━━ Input rows

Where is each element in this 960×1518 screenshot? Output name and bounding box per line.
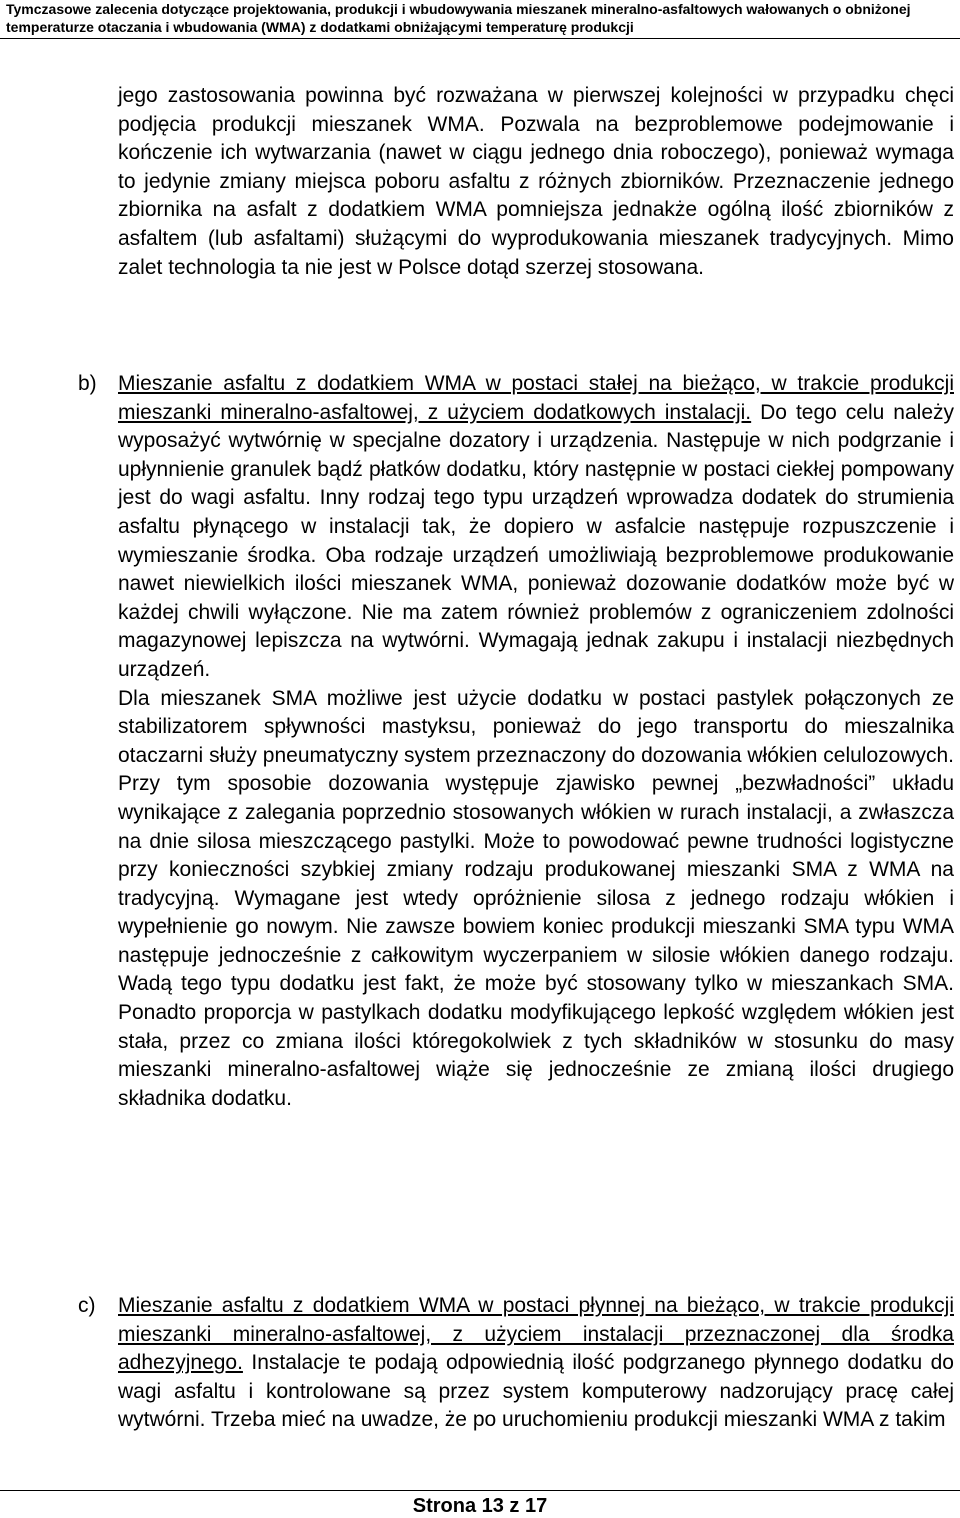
list-marker-c: c) (78, 1294, 96, 1317)
list-item-c-heading: Mieszanie asfaltu z dodatkiem WMA w postaci płynnej na bieżąco, w trakcie produkcji mieszanki mineralno-asfaltowej, z użyciem instalacji przeznaczonej dla środka adhezyjnego. (118, 1294, 954, 1375)
list-item-b (0, 370, 954, 1113)
page-number: Strona 13 z 17 (412, 1495, 548, 1517)
list-item-b-paragraph (118, 370, 954, 685)
list-item-b-text: Do tego celu należy wyposażyć wytwórnię w specjalne dozatory i urządzenia. Następuje w nich podgrzanie i upłynnienie granulek bądź płatków dodatku, który następnie w postaci ciekłej pompowany jest do wagi asfaltu. Inny rodzaj tego typu urządzeń wprowadza dodatek do strumienia asfaltu płynącego w instalacji tak, że dopiero w asfalcie następuje rozpuszczenie i wymieszanie środka. Oba rodzaje urządzeń umożliwiają bezproblemowe produkowanie nawet niewielkich ilości mieszanek WMA, ponieważ dozowanie dodatków może być w każdej chwili wyłączone. Nie ma zatem również problemów z ograniczeniem zdolności magazynowej lepiszcza na wytwórni. Wymagają jednak zakupu i instalacji niezbędnych urządzeń. (118, 400, 954, 681)
list-item-b-heading: Mieszanie asfaltu z dodatkiem WMA w postaci stałej na bieżąco, w trakcie produkcji mieszanki mineralno-asfaltowej, z użyciem dodatkowych instalacji. (118, 372, 954, 424)
header-divider (0, 38, 960, 39)
list-item-c-paragraph (118, 1292, 954, 1435)
sma-paragraph: Dla mieszanek SMA możliwe jest użycie dodatku w postaci pastylek połączonych ze stabilizatorem spływności mastyksu, ponieważ do jego transportu do mieszalnika otaczarni służy pneumatyczny system przeznaczony do dozowania włókien celulozowych. Przy tym sposobie dozowania występuje zjawisko pewnej „bezwładności” układu wynikające z zalegania poprzednio stosowanych włókien w rurach instalacji, a zwłaszcza na dnie silosa mieszczącego pastylki. Może to powodować pewne trudności logistyczne przy konieczności szybkiej zmiany rodzaju produkowanej mieszanki SMA z WMA na tradycyjną. Wymagane jest wtedy opróżnienie silosa z jednego rodzaju włókien i wypełnienie go nowym. Nie zawsze bowiem koniec produkcji mieszanki SMA typu WMA następuje jednocześnie z całkowitym wyczerpaniem w silosie włókien danego rodzaju. Wadą tego typu dodatku jest fakt, że może być stosowany tylko w mieszankach SMA. Ponadto proporcja w pastylkach dodatku modyfikującego lepkość względem włókien jest stała, przez co zmiana ilości któregokolwiek z tych składników w stosunku do masy mieszanki mineralno-asfaltowej wiąże się jednocześnie ze zmianą ilości drugiego składnika dodatku. (118, 686, 954, 1110)
list-item-c-content (118, 1292, 954, 1435)
list-item-c-text: Instalacje te podają odpowiednią ilość podgrzanego płynnego dodatku do wagi asfaltu i kontrolowane są przez system komputerowy nadzorujący pracę całej wytwórni. Trzeba mieć na uwadze, że po uruchomieniu produkcji mieszanki WMA z takim (118, 1351, 954, 1432)
list-marker-b: b) (78, 372, 97, 395)
paragraph-a-continuation (118, 82, 954, 282)
header-title-line-2: temperaturze otaczania i wbudowania (WMA) z dodatkami obniżającymi temperaturę produkcji (6, 19, 634, 35)
footer-divider (0, 1490, 960, 1491)
list-item-b-content (118, 370, 954, 1113)
paragraph-a-text: jego zastosowania powinna być rozważana w pierwszej kolejności w przypadku chęci podjęcia produkcji mieszanek WMA. Pozwala na bezproblemowe podejmowanie i kończenie ich wytwarzania (nawet w ciągu jednego dnia roboczego), ponieważ wymaga to jedynie zmiany miejsca poboru asfaltu z różnych zbiorników. Przeznaczenie jednego zbiornika na asfalt z dodatkiem WMA pomniejsza jednakże ogólną ilość zbiorników z asfaltem (lub asfaltami) służącymi do wyprodukowania mieszanek tradycyjnych. Mimo zalet technologia ta nie jest w Polsce dotąd szerzej stosowana. (118, 84, 954, 279)
page-header (0, 0, 960, 40)
list-item-c (0, 1292, 954, 1435)
header-title-line-1: Tymczasowe zalecenia dotyczące projektowania, produkcji i wbudowywania mieszanek mineralno-asfaltowych wałowanych o obniżonej (6, 1, 911, 17)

━━━━

### [Stated goal]
Copy out every line of the data above word for word, leaving out the pictures.

### [Finished exercise]
Where is each element in this 960×1518 screenshot? Output name and bounding box per line.
list-marker-c: c) (78, 1294, 96, 1317)
list-item-c-heading: Mieszanie asfaltu z dodatkiem WMA w postaci płynnej na bieżąco, w trakcie produkcji mieszanki mineralno-asfaltowej, z użyciem instalacji przeznaczonej dla środka adhezyjnego. (118, 1294, 954, 1375)
list-item-b (0, 370, 954, 1113)
page-number: Strona 13 z 17 (412, 1495, 548, 1517)
list-item-b-paragraph (118, 370, 954, 685)
list-item-b-text: Do tego celu należy wyposażyć wytwórnię w specjalne dozatory i urządzenia. Następuje w nich podgrzanie i upłynnienie granulek bądź płatków dodatku, który następnie w postaci ciekłej pompowany jest do wagi asfaltu. Inny rodzaj tego typu urządzeń wprowadza dodatek do strumienia asfaltu płynącego w instalacji tak, że dopiero w asfalcie następuje rozpuszczenie i wymieszanie środka. Oba rodzaje urządzeń umożliwiają bezproblemowe produkowanie nawet niewielkich ilości mieszanek WMA, ponieważ dozowanie dodatków może być w każdej chwili wyłączone. Nie ma zatem również problemów z ograniczeniem zdolności magazynowej lepiszcza na wytwórni. Wymagają jednak zakupu i instalacji niezbędnych urządzeń. (118, 400, 954, 681)
list-item-b-heading: Mieszanie asfaltu z dodatkiem WMA w postaci stałej na bieżąco, w trakcie produkcji mieszanki mineralno-asfaltowej, z użyciem dodatkowych instalacji. (118, 372, 954, 424)
header-divider (0, 38, 960, 39)
list-item-c-paragraph (118, 1292, 954, 1435)
sma-paragraph: Dla mieszanek SMA możliwe jest użycie dodatku w postaci pastylek połączonych ze stabilizatorem spływności mastyksu, ponieważ do jego transportu do mieszalnika otaczarni służy pneumatyczny system przeznaczony do dozowania włókien celulozowych. Przy tym sposobie dozowania występuje zjawisko pewnej „bezwładności” układu wynikające z zalegania poprzednio stosowanych włókien w rurach instalacji, a zwłaszcza na dnie silosa mieszczącego pastylki. Może to powodować pewne trudności logistyczne przy konieczności szybkiej zmiany rodzaju produkowanej mieszanki SMA z WMA na tradycyjną. Wymagane jest wtedy opróżnienie silosa z jednego rodzaju włókien i wypełnienie go nowym. Nie zawsze bowiem koniec produkcji mieszanki SMA typu WMA następuje jednocześnie z całkowitym wyczerpaniem w silosie włókien danego rodzaju. Wadą tego typu dodatku jest fakt, że może być stosowany tylko w mieszankach SMA. Ponadto proporcja w pastylkach dodatku modyfikującego lepkość względem włókien jest stała, przez co zmiana ilości któregokolwiek z tych składników w stosunku do masy mieszanki mineralno-asfaltowej wiąże się jednocześnie ze zmianą ilości drugiego składnika dodatku. (118, 686, 954, 1110)
list-item-c-content (118, 1292, 954, 1435)
list-item-c-text: Instalacje te podają odpowiednią ilość podgrzanego płynnego dodatku do wagi asfaltu i kontrolowane są przez system komputerowy nadzorujący pracę całej wytwórni. Trzeba mieć na uwadze, że po uruchomieniu produkcji mieszanki WMA z takim (118, 1351, 954, 1432)
list-marker-b: b) (78, 372, 97, 395)
paragraph-a-continuation (118, 82, 954, 282)
header-title-line-2: temperaturze otaczania i wbudowania (WMA) z dodatkami obniżającymi temperaturę produkcji (6, 19, 634, 35)
footer-divider (0, 1490, 960, 1491)
list-item-b-content (118, 370, 954, 1113)
paragraph-a-text: jego zastosowania powinna być rozważana w pierwszej kolejności w przypadku chęci podjęcia produkcji mieszanek WMA. Pozwala na bezproblemowe podejmowanie i kończenie ich wytwarzania (nawet w ciągu jednego dnia roboczego), ponieważ wymaga to jedynie zmiany miejsca poboru asfaltu z różnych zbiorników. Przeznaczenie jednego zbiornika na asfalt z dodatkiem WMA pomniejsza jednakże ogólną ilość zbiorników z asfaltem (lub asfaltami) służącymi do wyprodukowania mieszanek tradycyjnych. Mimo zalet technologia ta nie jest w Polsce dotąd szerzej stosowana. (118, 84, 954, 279)
page-header (0, 0, 960, 40)
list-item-c (0, 1292, 954, 1435)
header-title-line-1: Tymczasowe zalecenia dotyczące projektowania, produkcji i wbudowywania mieszanek mineralno-asfaltowych wałowanych o obniżonej (6, 1, 911, 17)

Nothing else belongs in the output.